→ Collected data
[Start]

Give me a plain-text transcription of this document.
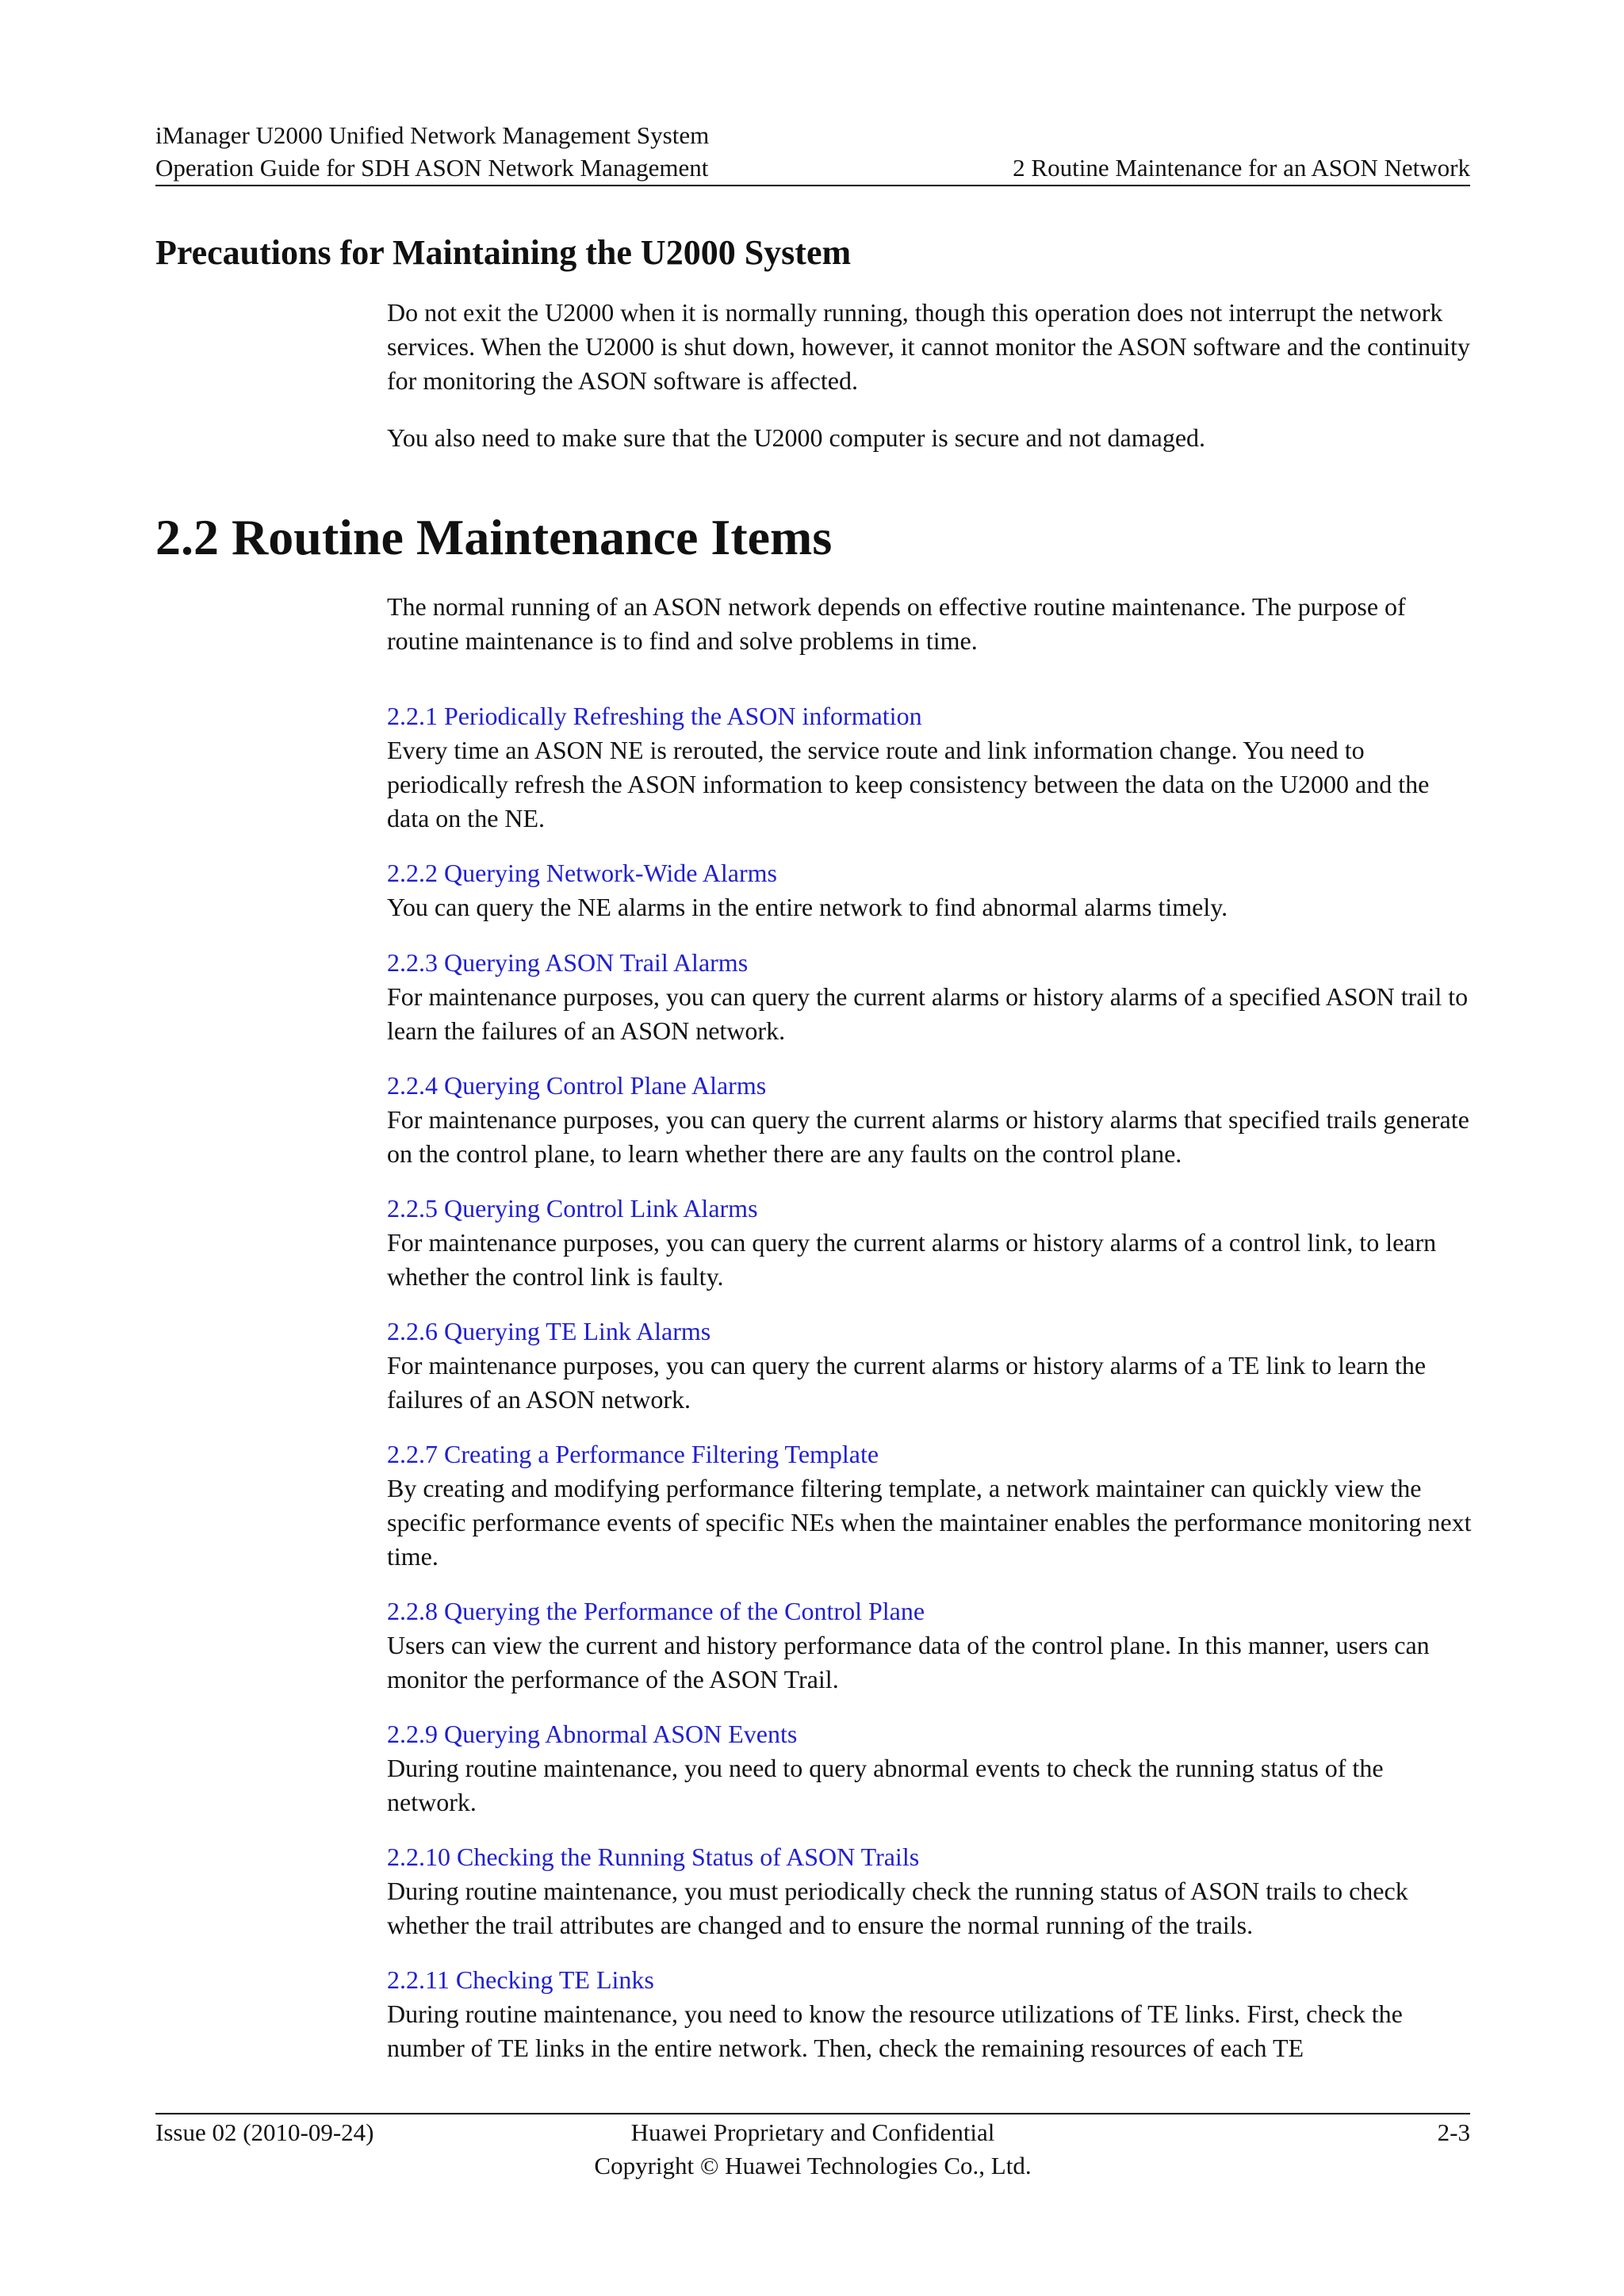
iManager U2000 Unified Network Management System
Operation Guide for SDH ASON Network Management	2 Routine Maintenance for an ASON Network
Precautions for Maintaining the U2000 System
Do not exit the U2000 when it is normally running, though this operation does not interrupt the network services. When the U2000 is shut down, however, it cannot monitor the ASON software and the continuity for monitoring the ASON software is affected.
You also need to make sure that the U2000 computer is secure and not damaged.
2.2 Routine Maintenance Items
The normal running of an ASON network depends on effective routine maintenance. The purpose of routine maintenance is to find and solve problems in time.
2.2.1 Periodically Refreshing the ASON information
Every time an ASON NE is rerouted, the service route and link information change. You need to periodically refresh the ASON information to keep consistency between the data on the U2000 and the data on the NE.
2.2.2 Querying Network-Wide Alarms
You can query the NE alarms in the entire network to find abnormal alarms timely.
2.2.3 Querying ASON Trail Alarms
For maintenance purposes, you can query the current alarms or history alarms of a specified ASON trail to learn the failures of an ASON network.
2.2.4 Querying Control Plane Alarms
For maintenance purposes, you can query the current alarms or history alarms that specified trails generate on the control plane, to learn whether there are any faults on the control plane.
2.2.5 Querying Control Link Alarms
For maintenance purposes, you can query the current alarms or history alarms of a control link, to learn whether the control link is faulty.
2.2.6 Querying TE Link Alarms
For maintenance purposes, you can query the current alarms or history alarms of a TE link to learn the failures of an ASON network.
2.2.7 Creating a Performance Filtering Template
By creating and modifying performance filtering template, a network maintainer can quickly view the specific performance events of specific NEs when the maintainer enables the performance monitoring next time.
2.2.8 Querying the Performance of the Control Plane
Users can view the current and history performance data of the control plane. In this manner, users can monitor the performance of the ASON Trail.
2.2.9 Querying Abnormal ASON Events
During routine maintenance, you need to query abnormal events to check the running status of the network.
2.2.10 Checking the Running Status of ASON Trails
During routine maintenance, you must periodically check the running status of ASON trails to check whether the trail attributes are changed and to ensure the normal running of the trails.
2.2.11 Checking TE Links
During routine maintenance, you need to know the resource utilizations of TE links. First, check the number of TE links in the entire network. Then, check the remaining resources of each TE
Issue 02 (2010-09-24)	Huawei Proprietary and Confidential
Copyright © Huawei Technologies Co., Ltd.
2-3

[End]

→ PROMPT
Return every line above in which the string "that" occurs.

→ THE COMPLETED TASK
You also need to make sure that the U2000 computer is secure and not damaged.
For maintenance purposes, you can query the current alarms or history alarms that specified trails generate on the control plane, to learn whether there are any faults on the control plane.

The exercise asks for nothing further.